Quoted passage:
____________
Number 5 is the one that really bugs me. Why do we as Christians over-inflate this topic so much? My hunch is that it’s because if you’re straight, it’s not even a glimmer on your scale of temptations. So it’s a lot easier to condemn than gluttony when you’re headed to the church pot luck after service. Who wants to condemn something they themselves are guilty of? Homosexuality is over-inflated because it’s the easiest to judge. And that REALLY gets my goat.
I mean just imagine if there was a BMI scale at the entrance to the church and we turned away anyone who was out of the “normal” range. Can you even imagine? But that’s exactly the stance we’ve taken on homosexuality.
Yep, we have heterosexual couples living together not even trying to hide it, but that doesn’t even raise an eyebrow anymore. Divorce is more prevalent in the church than outside, and it’s normal. When I was teaching in children’s ministry, I had to change, “Take this to your mom and dad” to “Take this to your parents” and even the plural made it uneasy for some kids.
____________
Material provided:
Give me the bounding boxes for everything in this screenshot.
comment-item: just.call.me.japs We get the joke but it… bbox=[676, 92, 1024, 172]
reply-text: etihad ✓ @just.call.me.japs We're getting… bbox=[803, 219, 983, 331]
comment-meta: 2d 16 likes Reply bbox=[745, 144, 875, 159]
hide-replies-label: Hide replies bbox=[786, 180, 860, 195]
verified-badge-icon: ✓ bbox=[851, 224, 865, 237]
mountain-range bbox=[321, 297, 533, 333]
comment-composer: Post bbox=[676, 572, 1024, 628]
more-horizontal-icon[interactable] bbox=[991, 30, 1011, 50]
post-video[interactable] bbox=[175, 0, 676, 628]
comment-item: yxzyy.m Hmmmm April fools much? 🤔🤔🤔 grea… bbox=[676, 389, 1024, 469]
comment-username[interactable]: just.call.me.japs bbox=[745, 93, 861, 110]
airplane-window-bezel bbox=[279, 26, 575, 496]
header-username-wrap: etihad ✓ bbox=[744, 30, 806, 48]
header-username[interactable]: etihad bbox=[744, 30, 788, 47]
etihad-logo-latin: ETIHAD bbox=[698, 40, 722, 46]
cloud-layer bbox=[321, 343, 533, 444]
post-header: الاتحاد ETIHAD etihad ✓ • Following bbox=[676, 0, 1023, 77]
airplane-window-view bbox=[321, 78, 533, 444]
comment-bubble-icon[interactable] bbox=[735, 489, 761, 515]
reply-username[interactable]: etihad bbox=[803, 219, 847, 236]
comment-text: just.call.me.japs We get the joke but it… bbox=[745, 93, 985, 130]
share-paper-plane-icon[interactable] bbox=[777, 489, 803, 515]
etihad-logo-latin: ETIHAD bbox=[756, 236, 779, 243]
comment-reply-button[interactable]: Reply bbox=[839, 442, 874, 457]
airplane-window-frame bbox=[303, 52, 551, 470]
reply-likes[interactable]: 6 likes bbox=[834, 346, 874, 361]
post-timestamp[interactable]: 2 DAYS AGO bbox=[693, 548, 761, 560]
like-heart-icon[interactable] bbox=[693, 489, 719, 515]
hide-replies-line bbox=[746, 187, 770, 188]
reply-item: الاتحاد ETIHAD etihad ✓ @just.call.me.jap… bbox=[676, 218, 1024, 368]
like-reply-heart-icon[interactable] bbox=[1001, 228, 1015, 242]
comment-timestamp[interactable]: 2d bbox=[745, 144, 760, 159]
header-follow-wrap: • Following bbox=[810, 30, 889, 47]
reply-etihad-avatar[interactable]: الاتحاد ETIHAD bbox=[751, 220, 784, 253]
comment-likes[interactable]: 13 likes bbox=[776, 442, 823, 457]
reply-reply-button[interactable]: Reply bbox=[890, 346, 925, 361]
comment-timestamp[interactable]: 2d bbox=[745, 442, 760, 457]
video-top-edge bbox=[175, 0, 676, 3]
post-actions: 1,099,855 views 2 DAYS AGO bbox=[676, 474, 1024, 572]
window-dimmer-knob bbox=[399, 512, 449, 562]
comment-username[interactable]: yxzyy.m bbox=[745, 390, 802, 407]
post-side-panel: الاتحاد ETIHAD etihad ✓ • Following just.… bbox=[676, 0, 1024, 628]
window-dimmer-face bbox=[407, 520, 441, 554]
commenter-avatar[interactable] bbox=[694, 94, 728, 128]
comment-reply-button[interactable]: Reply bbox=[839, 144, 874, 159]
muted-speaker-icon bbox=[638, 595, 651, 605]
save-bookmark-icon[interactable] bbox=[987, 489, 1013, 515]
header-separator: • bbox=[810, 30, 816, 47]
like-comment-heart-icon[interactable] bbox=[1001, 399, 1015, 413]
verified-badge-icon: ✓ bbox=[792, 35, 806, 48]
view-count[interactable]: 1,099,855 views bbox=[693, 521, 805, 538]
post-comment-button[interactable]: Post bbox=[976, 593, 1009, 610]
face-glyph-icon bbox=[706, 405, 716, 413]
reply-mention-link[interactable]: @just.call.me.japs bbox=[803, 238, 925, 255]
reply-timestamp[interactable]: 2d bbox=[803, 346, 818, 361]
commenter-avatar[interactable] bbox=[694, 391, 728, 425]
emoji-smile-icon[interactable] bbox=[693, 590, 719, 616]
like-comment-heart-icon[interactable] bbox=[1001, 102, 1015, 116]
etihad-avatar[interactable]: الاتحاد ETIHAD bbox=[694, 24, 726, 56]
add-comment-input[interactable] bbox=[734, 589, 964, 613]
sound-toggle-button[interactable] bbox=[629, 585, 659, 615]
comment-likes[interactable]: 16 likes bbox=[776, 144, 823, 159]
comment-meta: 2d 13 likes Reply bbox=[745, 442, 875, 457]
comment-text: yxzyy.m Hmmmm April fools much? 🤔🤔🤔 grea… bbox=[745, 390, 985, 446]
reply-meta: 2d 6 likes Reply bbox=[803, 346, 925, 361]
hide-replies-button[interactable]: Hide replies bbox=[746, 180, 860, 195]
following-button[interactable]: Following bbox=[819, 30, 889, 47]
____________
Actions to take:
[A] From the excerpt on how churches treat homosexuality, recast the paragraph that opens "Yep, we have heterosexual couples" as a brief bulleted list that retains its main facts.
[B] Carry on the excerpt about how churches treat homosexuality from the point at which it stops.

Final results:
[A]
- Heterosexual couples in the church live together openly, and this no longer raises an eyebrow.
- Divorce is more prevalent in the church than outside it and is considered normal.
- While teaching in children's ministry, the writer had to change "Take this to your mom and dad" to "Take this to your parents," and even the plural made some children uneasy.

[B]
I don’t think, however, that this means we soften our stand against homosexuality as a sin, but that we tighten our stand on everything else.
I am not saying that the typical response is the right one, but do you think it has anything to do with how “in your face” homosexuality has become? I think it’s rare to find an adulterer or glutton that demands that you observe them engaging in their particular sin – and then demands that you call it right and good and normal. That insists that scripture doesn’t actually say that what they are doing is wrong, and dares you to say differently.
Perhaps not with adultery or gluttony, but there are other sins that are under debate as to whether or not they’re really sins. I knew a guy who felt fiction books were sinful because we’re called to be truth-tellers, and fiction is not true. I completely disagreed, and in fact when I found out his beliefs I was a guest in his home and was reading a fictional book. Does that mean I was “in his face”? No, but I wasn’t going to change my reading habits just because he thought my actions were sinful. Sometimes the Bible can be interpreted differently and it’s not up to us to hammer our believes and interpretations over people’s heads.
Then again, isn’t gluttony pretty in-your-face anyway?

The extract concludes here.